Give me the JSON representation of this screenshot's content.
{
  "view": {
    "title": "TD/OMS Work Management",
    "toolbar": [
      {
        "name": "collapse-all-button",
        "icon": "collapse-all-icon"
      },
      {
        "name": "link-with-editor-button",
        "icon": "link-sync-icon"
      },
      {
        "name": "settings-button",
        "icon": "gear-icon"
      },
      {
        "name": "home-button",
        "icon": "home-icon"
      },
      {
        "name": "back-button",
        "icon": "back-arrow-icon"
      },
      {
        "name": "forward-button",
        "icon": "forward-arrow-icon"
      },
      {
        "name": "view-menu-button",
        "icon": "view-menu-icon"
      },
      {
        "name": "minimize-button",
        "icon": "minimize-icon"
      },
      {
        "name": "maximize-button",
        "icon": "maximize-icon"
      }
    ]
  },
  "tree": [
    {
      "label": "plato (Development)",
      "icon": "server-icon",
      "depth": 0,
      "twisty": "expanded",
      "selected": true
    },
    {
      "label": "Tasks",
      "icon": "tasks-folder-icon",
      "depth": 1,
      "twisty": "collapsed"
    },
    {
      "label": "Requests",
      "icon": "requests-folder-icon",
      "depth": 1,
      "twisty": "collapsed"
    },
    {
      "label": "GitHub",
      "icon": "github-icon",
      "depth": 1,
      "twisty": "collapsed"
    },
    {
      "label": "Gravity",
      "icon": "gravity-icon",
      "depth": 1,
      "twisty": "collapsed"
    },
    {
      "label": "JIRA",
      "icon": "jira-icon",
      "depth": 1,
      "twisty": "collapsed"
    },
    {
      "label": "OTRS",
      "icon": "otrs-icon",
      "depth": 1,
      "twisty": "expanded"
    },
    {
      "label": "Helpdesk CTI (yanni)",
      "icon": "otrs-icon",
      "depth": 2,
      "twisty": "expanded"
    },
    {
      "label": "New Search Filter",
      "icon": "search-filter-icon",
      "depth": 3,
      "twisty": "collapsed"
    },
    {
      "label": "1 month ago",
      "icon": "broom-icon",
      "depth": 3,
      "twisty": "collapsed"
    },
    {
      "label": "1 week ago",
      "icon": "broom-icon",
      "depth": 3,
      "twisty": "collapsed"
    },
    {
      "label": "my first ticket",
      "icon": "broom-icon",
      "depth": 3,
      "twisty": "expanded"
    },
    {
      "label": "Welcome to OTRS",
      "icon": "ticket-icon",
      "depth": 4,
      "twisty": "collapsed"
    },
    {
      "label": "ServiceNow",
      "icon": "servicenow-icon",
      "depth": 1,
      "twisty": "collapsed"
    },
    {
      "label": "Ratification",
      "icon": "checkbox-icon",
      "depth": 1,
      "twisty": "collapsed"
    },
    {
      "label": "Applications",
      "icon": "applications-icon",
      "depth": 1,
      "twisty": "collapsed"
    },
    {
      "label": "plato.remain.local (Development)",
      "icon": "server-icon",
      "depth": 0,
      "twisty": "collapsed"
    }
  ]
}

WORK TO DO:
All of the entries above should be written out again exactly.

OUTPUT OF THE EXERCISE:
Give me the JSON representation of this screenshot's content.
{
  "view": {
    "title": "TD/OMS Work Management",
    "toolbar": [
      {
        "name": "collapse-all-button",
        "icon": "collapse-all-icon"
      },
      {
        "name": "link-with-editor-button",
        "icon": "link-sync-icon"
      },
      {
        "name": "settings-button",
        "icon": "gear-icon"
      },
      {
        "name": "home-button",
        "icon": "home-icon"
      },
      {
        "name": "back-button",
        "icon": "back-arrow-icon"
      },
      {
        "name": "forward-button",
        "icon": "forward-arrow-icon"
      },
      {
        "name": "view-menu-button",
        "icon": "view-menu-icon"
      },
      {
        "name": "minimize-button",
        "icon": "minimize-icon"
      },
      {
        "name": "maximize-button",
        "icon": "maximize-icon"
      }
    ]
  },
  "tree": [
    {
      "label": "plato (Development)",
      "icon": "server-icon",
      "depth": 0,
      "twisty": "expanded",
      "selected": true
    },
    {
      "label": "Tasks",
      "icon": "tasks-folder-icon",
      "depth": 1,
      "twisty": "collapsed"
    },
    {
      "label": "Requests",
      "icon": "requests-folder-icon",
      "depth": 1,
      "twisty": "collapsed"
    },
    {
      "label": "GitHub",
      "icon": "github-icon",
      "depth": 1,
      "twisty": "collapsed"
    },
    {
      "label": "Gravity",
      "icon": "gravity-icon",
      "depth": 1,
      "twisty": "collapsed"
    },
    {
      "label": "JIRA",
      "icon": "jira-icon",
      "depth": 1,
      "twisty": "collapsed"
    },
    {
      "label": "OTRS",
      "icon": "otrs-icon",
      "depth": 1,
      "twisty": "expanded"
    },
    {
      "label": "Helpdesk CTI (yanni)",
      "icon": "otrs-icon",
      "depth": 2,
      "twisty": "expanded"
    },
    {
      "label": "New Search Filter",
      "icon": "search-filter-icon",
      "depth": 3,
      "twisty": "collapsed"
    },
    {
      "label": "1 month ago",
      "icon": "broom-icon",
      "depth": 3,
      "twisty": "collapsed"
    },
    {
      "label": "1 week ago",
      "icon": "broom-icon",
      "depth": 3,
      "twisty": "collapsed"
    },
    {
      "label": "my first ticket",
      "icon": "broom-icon",
      "depth": 3,
      "twisty": "expanded"
    },
    {
      "label": "Welcome to OTRS",
      "icon": "ticket-icon",
      "depth": 4,
      "twisty": "collapsed"
    },
    {
      "label": "ServiceNow",
      "icon": "servicenow-icon",
      "depth": 1,
      "twisty": "collapsed"
    },
    {
      "label": "Ratification",
      "icon": "checkbox-icon",
      "depth": 1,
      "twisty": "collapsed"
    },
    {
      "label": "Applications",
      "icon": "applications-icon",
      "depth": 1,
      "twisty": "collapsed"
    },
    {
      "label": "plato.remain.local (Development)",
      "icon": "server-icon",
      "depth": 0,
      "twisty": "collapsed"
    }
  ]
}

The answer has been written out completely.